-------- Material to process --------

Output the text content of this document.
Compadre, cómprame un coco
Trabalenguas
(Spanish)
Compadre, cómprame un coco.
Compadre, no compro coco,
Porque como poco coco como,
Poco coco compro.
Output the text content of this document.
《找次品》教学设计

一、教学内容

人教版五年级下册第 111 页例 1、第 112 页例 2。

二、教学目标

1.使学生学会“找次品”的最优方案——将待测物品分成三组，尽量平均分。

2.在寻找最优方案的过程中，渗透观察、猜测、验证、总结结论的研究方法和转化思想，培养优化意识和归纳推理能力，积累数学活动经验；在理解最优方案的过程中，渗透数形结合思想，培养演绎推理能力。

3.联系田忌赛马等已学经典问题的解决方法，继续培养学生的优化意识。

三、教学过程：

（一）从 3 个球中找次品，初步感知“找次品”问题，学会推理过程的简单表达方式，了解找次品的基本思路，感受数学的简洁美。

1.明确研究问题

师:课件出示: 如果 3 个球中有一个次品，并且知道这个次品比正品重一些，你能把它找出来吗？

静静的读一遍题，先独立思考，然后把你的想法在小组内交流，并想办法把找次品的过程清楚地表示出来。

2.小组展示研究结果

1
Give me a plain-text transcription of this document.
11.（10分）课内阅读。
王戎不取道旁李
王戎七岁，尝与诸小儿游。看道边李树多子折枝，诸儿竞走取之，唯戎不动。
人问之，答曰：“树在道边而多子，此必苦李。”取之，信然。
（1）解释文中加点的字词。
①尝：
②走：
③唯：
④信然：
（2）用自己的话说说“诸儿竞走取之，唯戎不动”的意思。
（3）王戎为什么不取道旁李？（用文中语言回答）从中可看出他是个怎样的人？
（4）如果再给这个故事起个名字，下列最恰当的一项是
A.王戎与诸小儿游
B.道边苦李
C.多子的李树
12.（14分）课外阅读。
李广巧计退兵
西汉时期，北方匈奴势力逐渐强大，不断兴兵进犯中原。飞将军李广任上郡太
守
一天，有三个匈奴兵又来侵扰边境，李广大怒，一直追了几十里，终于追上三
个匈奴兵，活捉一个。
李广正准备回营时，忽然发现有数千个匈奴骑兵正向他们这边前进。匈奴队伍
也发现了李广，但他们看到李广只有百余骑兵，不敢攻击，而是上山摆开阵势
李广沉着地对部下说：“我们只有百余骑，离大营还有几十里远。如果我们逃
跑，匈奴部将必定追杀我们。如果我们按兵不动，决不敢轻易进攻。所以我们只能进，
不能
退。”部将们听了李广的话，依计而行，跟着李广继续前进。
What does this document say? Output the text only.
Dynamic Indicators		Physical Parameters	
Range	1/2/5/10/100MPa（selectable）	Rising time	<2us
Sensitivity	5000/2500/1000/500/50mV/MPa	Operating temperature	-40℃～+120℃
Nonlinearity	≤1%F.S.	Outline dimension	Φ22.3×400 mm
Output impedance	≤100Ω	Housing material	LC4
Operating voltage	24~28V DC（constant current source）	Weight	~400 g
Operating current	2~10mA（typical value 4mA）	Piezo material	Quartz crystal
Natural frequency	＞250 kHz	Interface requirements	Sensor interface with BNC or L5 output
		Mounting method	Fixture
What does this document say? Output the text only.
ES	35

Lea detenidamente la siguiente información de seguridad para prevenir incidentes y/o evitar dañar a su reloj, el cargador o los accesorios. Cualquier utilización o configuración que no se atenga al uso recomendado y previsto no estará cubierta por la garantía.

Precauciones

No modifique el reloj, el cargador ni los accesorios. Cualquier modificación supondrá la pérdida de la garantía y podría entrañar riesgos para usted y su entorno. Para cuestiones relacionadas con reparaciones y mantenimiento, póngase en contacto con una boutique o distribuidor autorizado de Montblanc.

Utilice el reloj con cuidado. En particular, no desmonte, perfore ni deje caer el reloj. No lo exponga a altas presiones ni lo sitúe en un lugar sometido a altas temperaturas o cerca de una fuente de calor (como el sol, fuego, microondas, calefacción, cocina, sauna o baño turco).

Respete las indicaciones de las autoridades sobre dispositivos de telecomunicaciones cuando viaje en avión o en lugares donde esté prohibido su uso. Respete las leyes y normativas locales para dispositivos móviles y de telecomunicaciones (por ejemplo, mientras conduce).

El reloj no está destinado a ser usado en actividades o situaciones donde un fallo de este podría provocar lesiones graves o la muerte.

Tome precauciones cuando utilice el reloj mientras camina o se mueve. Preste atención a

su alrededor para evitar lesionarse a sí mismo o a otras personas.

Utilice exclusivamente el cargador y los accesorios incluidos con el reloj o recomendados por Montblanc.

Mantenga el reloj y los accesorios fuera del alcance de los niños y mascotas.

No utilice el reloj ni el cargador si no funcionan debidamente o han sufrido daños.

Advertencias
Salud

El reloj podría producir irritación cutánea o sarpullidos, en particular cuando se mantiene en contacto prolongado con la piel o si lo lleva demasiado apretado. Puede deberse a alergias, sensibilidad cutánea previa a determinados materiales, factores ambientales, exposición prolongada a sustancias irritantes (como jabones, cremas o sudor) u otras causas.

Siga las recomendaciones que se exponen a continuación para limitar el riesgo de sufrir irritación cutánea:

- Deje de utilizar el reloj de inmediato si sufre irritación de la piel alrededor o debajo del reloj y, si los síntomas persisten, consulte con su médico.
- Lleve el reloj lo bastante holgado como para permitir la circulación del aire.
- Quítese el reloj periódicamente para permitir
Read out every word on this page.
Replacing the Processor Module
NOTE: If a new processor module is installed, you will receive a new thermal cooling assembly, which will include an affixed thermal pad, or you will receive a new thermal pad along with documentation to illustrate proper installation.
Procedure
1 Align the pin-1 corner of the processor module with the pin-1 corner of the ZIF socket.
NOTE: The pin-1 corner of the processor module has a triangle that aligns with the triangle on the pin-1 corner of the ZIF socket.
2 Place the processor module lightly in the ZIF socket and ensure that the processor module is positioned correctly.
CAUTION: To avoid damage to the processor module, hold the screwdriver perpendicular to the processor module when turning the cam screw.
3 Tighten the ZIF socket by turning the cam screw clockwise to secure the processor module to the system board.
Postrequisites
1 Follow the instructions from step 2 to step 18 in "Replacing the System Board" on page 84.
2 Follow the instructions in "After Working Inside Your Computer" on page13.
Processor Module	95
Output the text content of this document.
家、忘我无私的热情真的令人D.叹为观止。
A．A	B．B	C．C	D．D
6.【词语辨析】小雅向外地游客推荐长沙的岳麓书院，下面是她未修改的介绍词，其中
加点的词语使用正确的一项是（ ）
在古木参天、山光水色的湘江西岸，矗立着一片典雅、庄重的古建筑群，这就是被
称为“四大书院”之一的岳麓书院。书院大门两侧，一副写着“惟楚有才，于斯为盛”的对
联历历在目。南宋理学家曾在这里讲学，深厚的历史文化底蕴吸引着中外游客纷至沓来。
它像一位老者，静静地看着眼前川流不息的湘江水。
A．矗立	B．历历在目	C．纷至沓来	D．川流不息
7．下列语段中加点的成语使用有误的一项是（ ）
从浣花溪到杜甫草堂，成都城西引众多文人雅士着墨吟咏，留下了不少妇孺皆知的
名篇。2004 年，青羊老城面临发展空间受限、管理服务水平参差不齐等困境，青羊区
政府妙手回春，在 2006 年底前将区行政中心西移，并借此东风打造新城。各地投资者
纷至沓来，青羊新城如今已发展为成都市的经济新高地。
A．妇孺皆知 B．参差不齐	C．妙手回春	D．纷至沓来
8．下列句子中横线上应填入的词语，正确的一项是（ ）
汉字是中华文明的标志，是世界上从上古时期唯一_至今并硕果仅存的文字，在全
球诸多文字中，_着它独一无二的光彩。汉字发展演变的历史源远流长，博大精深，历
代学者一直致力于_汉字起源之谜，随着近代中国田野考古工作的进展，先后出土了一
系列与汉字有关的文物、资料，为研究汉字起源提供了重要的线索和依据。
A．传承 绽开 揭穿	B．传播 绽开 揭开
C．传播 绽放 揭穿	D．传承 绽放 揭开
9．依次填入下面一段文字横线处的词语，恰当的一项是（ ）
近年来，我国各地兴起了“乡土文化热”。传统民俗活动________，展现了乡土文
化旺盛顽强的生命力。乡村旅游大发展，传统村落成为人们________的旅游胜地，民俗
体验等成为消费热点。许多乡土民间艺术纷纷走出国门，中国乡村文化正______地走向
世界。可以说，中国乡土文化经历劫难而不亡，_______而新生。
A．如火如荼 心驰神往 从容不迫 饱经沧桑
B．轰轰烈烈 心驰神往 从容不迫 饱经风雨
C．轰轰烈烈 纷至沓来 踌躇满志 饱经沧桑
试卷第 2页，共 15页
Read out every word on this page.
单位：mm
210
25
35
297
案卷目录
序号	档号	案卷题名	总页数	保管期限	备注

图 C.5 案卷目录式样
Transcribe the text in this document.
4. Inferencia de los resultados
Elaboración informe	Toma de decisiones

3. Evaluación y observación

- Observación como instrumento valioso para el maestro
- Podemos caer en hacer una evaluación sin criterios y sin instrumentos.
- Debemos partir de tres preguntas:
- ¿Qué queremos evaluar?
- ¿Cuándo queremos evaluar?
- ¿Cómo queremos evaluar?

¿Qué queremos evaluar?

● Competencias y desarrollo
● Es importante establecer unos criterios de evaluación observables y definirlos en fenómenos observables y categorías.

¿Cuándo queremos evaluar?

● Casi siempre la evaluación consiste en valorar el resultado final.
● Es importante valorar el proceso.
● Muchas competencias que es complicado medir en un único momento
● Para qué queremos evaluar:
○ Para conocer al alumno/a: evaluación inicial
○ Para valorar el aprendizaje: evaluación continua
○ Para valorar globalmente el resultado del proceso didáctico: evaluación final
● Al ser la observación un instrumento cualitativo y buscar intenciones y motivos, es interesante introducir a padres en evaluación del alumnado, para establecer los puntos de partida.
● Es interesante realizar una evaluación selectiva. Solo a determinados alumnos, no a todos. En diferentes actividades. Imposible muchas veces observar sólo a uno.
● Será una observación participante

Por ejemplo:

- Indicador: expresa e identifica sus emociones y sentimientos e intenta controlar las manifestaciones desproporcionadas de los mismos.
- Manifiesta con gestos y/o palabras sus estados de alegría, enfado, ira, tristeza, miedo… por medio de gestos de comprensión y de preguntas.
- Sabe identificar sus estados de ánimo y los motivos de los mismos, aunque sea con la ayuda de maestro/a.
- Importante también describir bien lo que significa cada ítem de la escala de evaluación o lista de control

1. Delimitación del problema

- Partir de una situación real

--------

▶ _What to work on_
Scan the listing above and copy all lines containing the word "contacto".

▶ _Task output_
No modifique el reloj, el cargador ni los accesorios. Cualquier modificación supondrá la pérdida de la garantía y podría entrañar riesgos para usted y su entorno. Para cuestiones relacionadas con reparaciones y mantenimiento, póngase en contacto con una boutique o distribuidor autorizado de Montblanc.
El reloj podría producir irritación cutánea o sarpullidos, en particular cuando se mantiene en contacto prolongado con la piel o si lo lleva demasiado apretado. Puede deberse a alergias, sensibilidad cutánea previa a determinados materiales, factores ambientales, exposición prolongada a sustancias irritantes (como jabones, cremas o sudor) u otras causas.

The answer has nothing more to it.